**Required work**
Gather all lines with the word "huile" in them.

# # # # # # #

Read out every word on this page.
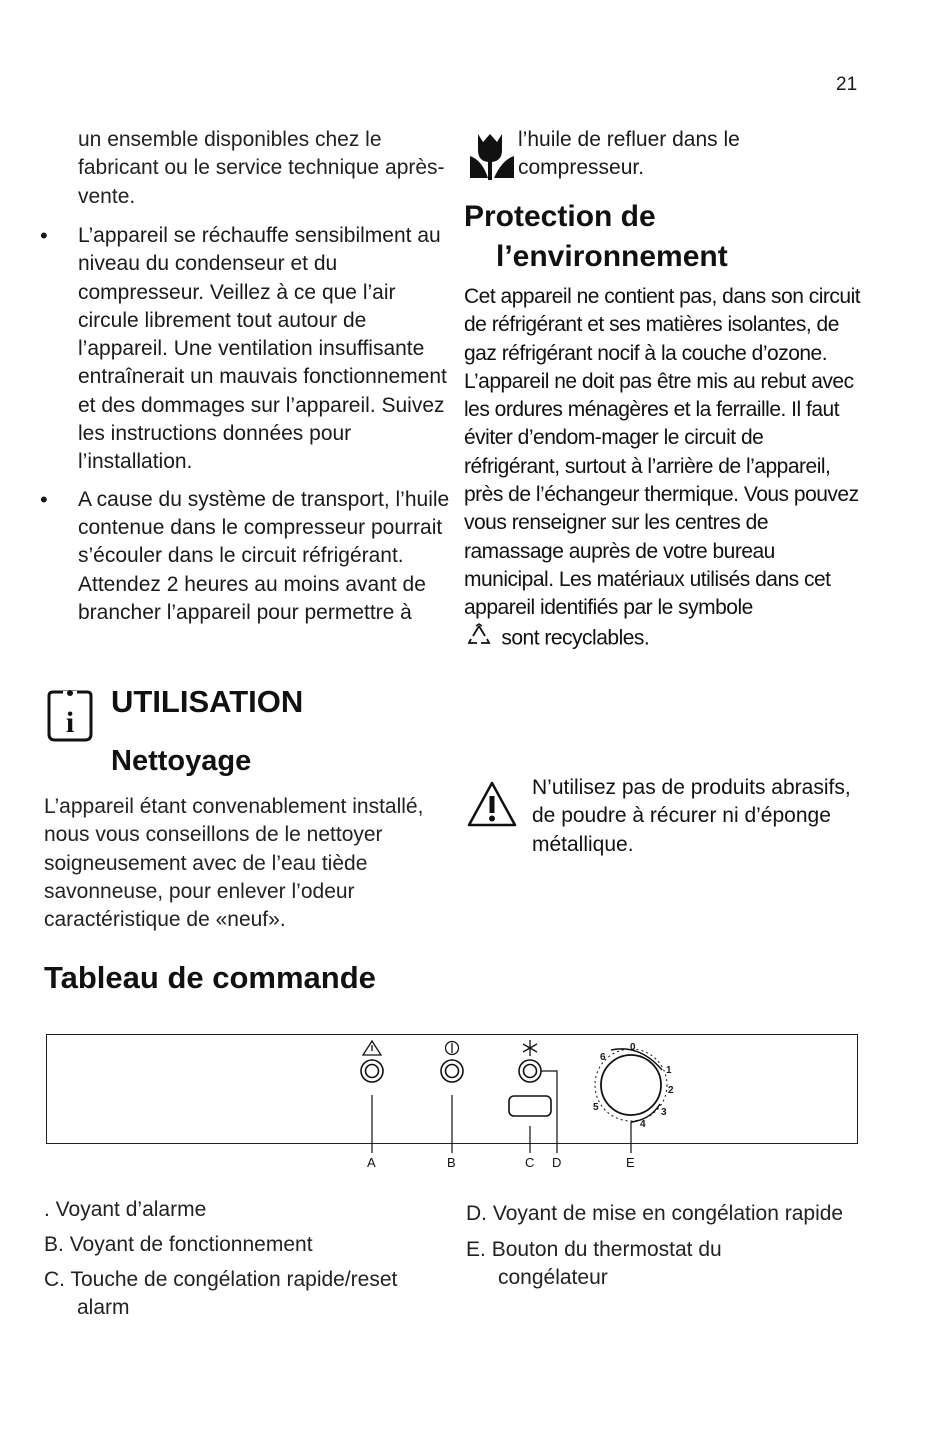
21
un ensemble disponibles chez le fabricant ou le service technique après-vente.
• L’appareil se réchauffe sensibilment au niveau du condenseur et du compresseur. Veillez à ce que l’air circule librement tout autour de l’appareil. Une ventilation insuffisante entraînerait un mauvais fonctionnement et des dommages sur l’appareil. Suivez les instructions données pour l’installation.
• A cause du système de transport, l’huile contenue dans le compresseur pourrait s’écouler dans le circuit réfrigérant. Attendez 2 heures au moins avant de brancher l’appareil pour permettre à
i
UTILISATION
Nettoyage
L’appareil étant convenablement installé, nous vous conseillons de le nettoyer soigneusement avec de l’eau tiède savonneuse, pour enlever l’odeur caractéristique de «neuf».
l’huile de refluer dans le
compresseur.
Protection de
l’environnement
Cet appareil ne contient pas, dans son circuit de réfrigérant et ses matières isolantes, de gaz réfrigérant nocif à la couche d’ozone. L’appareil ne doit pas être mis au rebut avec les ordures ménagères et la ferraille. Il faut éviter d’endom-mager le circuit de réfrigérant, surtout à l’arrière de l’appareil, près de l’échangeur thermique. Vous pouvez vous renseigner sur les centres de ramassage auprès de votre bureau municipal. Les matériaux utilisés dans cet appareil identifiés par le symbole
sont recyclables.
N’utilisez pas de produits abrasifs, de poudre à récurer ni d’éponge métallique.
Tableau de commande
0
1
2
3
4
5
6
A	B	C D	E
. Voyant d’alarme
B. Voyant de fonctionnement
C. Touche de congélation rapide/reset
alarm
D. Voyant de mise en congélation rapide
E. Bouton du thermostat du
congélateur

# # # # # # #

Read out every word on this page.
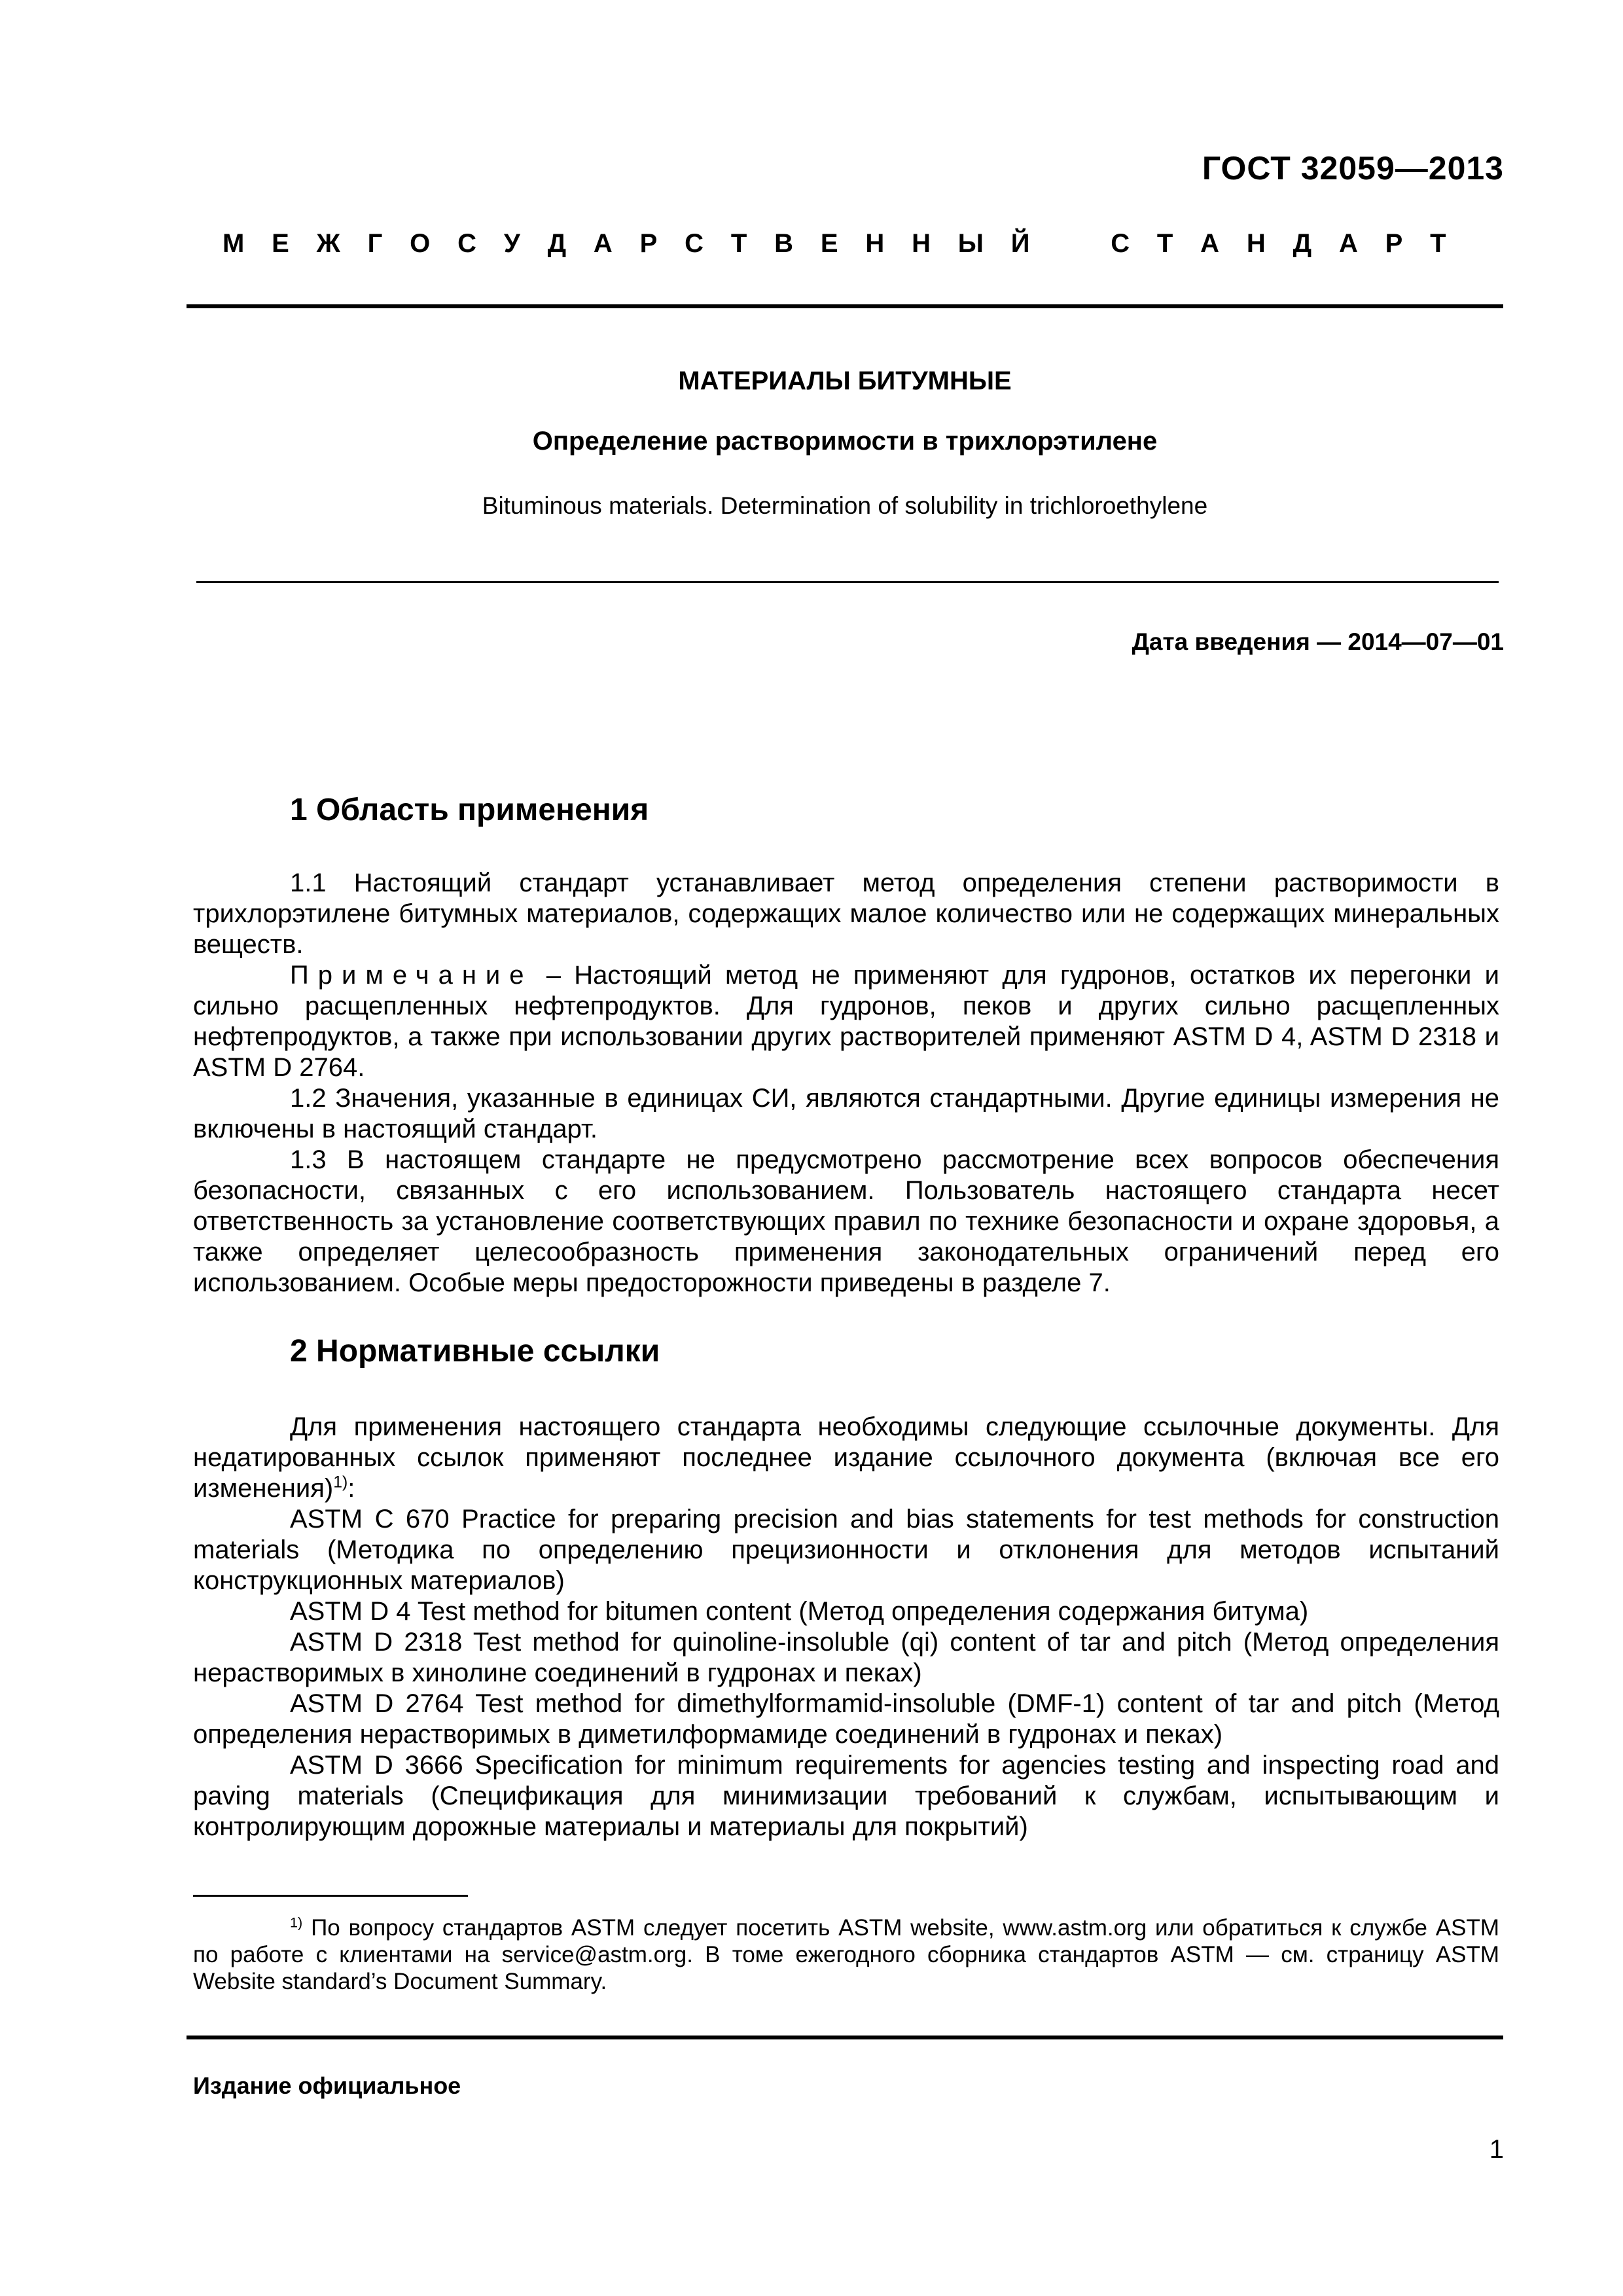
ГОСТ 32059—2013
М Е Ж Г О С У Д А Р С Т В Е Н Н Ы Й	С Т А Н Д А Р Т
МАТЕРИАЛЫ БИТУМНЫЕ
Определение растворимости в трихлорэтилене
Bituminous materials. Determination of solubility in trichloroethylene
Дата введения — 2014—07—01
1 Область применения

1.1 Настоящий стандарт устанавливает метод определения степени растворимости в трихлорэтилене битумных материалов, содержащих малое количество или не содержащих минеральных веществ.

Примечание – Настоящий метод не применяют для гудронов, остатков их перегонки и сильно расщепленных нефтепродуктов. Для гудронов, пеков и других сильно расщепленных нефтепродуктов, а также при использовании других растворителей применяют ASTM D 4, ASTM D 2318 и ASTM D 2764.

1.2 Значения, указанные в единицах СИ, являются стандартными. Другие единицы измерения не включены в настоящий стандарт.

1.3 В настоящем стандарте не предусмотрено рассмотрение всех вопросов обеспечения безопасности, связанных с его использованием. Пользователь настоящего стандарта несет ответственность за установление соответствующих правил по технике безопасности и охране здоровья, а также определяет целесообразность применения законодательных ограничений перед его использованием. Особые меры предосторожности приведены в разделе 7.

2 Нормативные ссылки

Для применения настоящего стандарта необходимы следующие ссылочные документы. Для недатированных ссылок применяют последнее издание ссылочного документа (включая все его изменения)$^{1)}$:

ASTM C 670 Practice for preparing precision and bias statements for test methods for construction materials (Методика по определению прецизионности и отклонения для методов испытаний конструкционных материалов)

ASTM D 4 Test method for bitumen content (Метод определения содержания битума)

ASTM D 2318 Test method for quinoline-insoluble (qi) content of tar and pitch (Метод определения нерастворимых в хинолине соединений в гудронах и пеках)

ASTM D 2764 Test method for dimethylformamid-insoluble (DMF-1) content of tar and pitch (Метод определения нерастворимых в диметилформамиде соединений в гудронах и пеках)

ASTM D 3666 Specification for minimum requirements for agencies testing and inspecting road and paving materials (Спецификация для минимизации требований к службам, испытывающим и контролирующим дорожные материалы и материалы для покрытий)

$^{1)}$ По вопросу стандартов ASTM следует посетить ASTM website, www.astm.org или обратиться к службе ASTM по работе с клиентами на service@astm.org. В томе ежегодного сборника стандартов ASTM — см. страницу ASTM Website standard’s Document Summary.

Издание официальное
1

# # # # # # #

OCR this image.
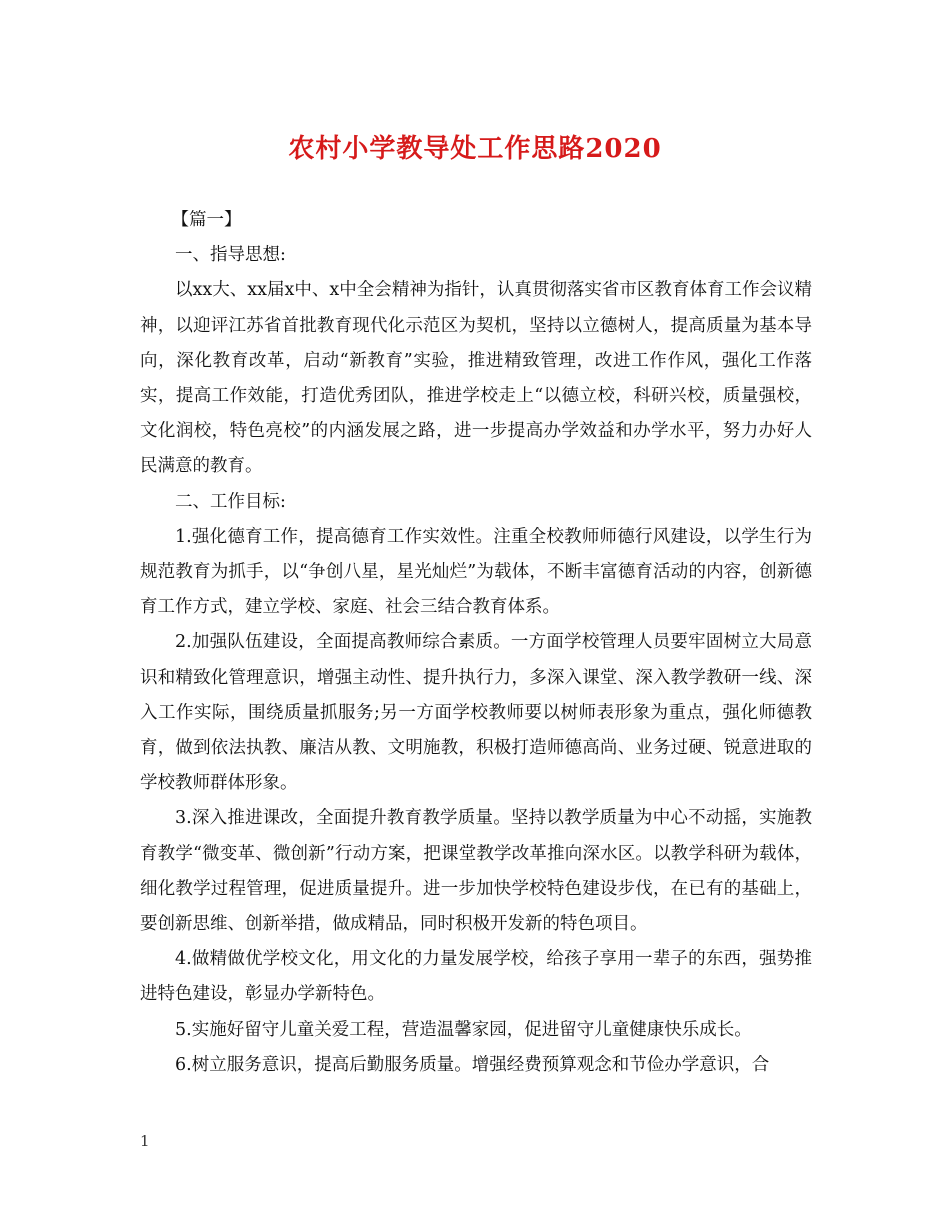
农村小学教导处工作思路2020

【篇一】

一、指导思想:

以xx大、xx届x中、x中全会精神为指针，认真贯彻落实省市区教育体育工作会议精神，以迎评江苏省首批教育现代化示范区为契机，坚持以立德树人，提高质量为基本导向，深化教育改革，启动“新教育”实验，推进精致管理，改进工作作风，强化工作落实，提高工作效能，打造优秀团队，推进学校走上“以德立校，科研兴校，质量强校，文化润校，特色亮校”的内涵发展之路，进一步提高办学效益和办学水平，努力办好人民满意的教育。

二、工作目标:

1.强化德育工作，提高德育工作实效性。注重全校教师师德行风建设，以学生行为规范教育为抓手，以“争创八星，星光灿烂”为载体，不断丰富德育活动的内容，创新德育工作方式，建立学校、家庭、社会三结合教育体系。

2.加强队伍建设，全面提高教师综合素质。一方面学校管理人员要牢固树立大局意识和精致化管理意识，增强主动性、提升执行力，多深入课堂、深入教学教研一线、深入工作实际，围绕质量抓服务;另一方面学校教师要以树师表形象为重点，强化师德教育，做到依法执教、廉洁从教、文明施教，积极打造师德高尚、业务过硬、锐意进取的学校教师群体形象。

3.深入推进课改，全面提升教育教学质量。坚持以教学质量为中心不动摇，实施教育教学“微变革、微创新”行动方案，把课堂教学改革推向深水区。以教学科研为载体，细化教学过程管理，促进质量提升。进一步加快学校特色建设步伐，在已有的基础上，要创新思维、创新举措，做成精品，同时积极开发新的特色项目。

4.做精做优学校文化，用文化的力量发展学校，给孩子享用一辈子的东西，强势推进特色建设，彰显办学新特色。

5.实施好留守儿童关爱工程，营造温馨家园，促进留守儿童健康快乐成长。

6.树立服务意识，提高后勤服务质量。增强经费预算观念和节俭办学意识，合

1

# # # # # # #

**Problem solution**
• A cause du système de transport, l’huile contenue dans le compresseur pourrait s’écouler dans le circuit réfrigérant. Attendez 2 heures au moins avant de brancher l’appareil pour permettre à
l’huile de refluer dans le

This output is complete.